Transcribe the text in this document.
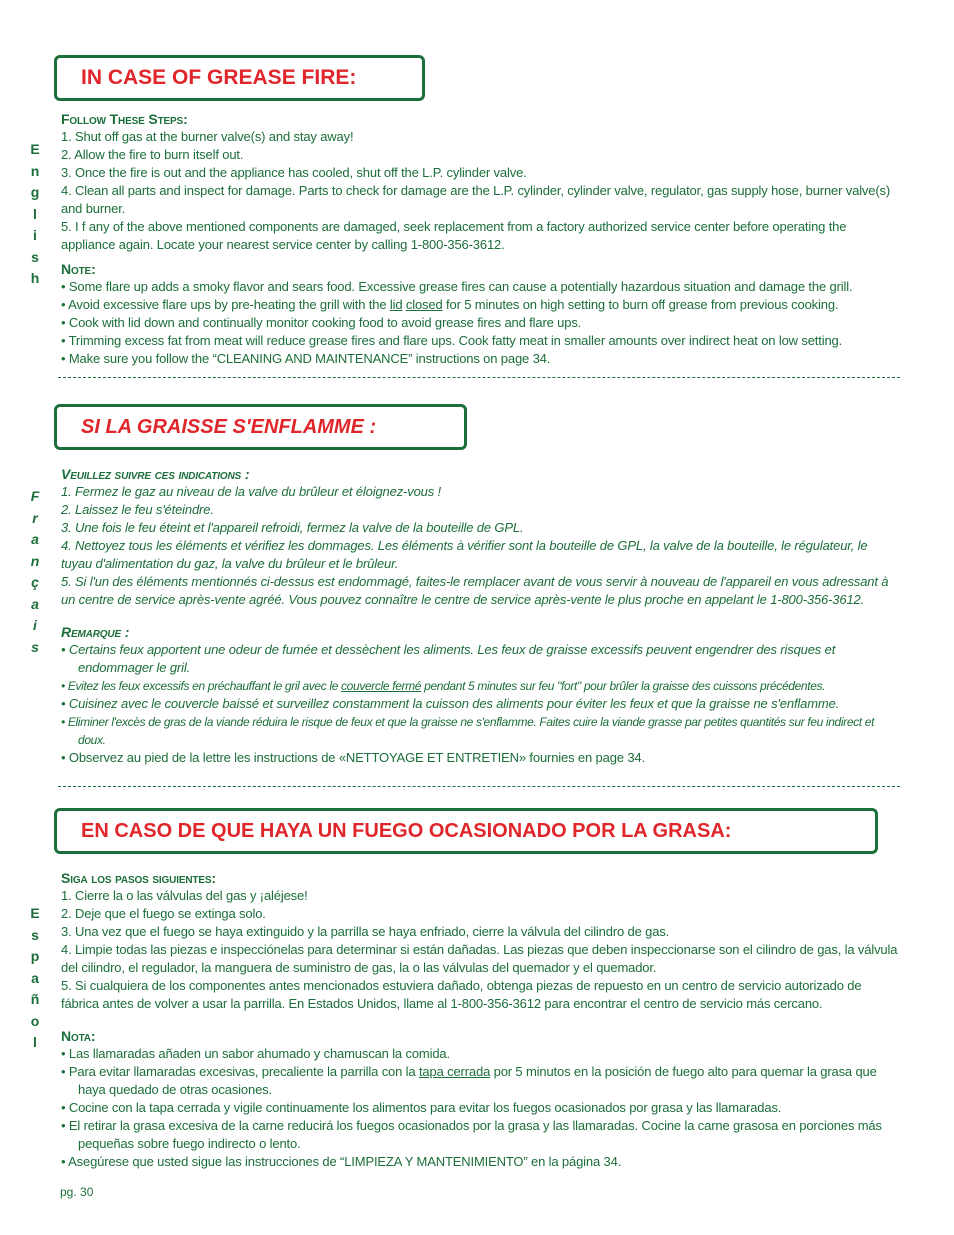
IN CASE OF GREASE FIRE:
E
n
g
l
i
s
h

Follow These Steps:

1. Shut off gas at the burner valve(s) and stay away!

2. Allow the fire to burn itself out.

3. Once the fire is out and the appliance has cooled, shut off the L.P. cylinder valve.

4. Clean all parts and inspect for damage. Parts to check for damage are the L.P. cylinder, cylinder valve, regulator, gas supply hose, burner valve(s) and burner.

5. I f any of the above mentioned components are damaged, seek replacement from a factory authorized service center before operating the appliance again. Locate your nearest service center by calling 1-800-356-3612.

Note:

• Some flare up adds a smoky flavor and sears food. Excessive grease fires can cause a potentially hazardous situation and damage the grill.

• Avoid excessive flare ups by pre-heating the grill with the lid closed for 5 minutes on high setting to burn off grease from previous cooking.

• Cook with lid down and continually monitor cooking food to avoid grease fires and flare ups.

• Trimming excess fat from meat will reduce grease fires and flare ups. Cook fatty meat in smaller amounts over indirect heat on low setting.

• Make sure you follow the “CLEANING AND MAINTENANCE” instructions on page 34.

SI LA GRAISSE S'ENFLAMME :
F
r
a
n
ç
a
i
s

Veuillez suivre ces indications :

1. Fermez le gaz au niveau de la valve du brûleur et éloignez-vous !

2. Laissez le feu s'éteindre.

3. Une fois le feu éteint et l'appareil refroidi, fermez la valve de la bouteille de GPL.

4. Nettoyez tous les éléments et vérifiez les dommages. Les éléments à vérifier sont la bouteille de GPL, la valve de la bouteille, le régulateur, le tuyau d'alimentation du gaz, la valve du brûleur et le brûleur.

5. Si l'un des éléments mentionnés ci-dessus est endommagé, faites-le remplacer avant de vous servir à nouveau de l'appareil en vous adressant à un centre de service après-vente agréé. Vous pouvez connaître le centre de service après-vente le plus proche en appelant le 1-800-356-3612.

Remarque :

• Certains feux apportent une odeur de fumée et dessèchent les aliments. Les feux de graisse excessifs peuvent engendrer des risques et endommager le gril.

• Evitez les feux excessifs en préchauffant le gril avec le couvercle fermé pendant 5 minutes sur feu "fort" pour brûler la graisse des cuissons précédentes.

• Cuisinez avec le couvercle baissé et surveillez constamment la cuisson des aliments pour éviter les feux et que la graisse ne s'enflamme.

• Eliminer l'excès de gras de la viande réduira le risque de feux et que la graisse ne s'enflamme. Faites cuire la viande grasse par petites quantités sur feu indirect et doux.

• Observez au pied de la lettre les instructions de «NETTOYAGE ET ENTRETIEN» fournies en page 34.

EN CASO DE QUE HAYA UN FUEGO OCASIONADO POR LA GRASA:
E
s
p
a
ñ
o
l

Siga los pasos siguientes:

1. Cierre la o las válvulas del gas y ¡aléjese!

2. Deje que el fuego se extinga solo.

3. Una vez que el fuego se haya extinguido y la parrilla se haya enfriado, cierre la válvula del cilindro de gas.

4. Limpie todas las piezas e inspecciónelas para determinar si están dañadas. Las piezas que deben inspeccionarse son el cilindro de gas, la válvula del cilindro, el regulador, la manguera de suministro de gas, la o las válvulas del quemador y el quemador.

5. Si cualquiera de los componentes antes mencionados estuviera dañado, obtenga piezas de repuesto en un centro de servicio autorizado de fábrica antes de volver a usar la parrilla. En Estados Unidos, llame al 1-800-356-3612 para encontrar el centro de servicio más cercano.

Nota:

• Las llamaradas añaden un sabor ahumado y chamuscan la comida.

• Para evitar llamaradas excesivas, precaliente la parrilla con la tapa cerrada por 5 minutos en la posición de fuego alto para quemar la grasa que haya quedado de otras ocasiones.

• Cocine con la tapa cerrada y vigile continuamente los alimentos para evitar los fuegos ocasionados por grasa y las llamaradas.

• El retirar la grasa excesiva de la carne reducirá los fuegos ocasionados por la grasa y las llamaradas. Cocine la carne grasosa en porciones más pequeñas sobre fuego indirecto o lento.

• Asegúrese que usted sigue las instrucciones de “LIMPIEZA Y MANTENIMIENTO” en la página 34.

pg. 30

────────────────

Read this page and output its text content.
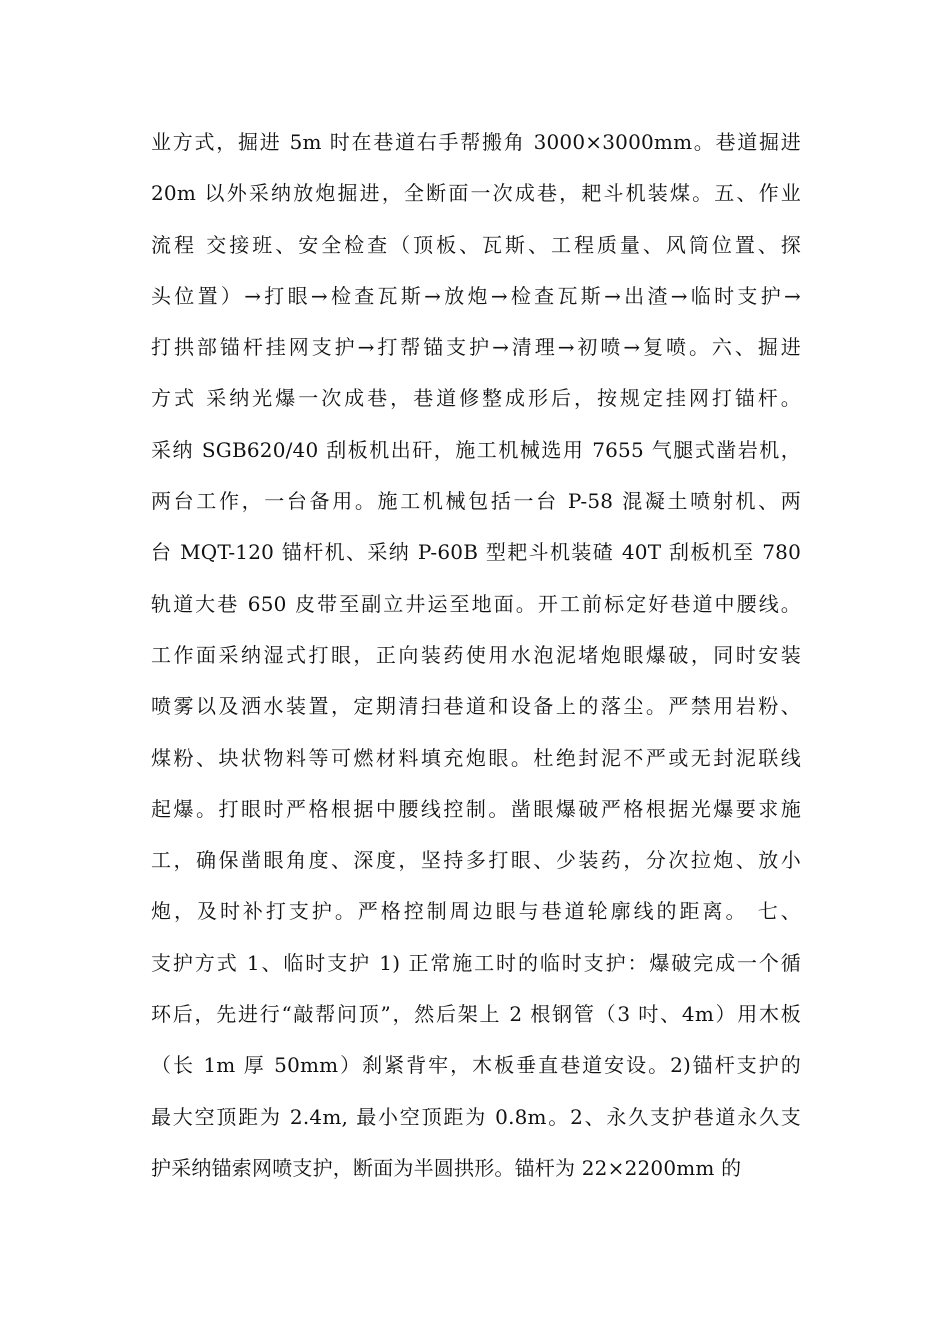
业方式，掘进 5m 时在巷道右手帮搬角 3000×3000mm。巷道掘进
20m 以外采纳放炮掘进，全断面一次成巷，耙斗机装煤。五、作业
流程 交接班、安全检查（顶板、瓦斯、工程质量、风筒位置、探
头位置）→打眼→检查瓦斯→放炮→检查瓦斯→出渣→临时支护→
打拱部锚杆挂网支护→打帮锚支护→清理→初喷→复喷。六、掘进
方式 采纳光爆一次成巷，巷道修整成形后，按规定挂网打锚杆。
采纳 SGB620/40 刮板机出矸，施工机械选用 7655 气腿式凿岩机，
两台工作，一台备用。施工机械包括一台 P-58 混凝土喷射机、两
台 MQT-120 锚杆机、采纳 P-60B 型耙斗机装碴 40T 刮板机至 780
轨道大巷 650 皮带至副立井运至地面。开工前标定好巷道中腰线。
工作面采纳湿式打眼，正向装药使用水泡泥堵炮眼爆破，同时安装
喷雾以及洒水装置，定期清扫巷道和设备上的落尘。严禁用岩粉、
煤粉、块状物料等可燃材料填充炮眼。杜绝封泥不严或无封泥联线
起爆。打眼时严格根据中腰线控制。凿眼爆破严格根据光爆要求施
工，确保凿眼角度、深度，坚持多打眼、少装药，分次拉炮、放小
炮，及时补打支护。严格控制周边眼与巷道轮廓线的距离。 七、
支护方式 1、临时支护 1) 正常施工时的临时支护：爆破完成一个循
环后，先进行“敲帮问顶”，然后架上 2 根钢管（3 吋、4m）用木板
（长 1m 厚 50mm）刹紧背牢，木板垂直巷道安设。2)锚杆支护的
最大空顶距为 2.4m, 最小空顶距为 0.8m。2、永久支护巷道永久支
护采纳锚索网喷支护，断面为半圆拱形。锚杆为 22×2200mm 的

────────────────

TASK TO COMPLETE: Only a number is wanted here: how many lines in the data above include the string "临时支护"?

FINISHED TASK: 2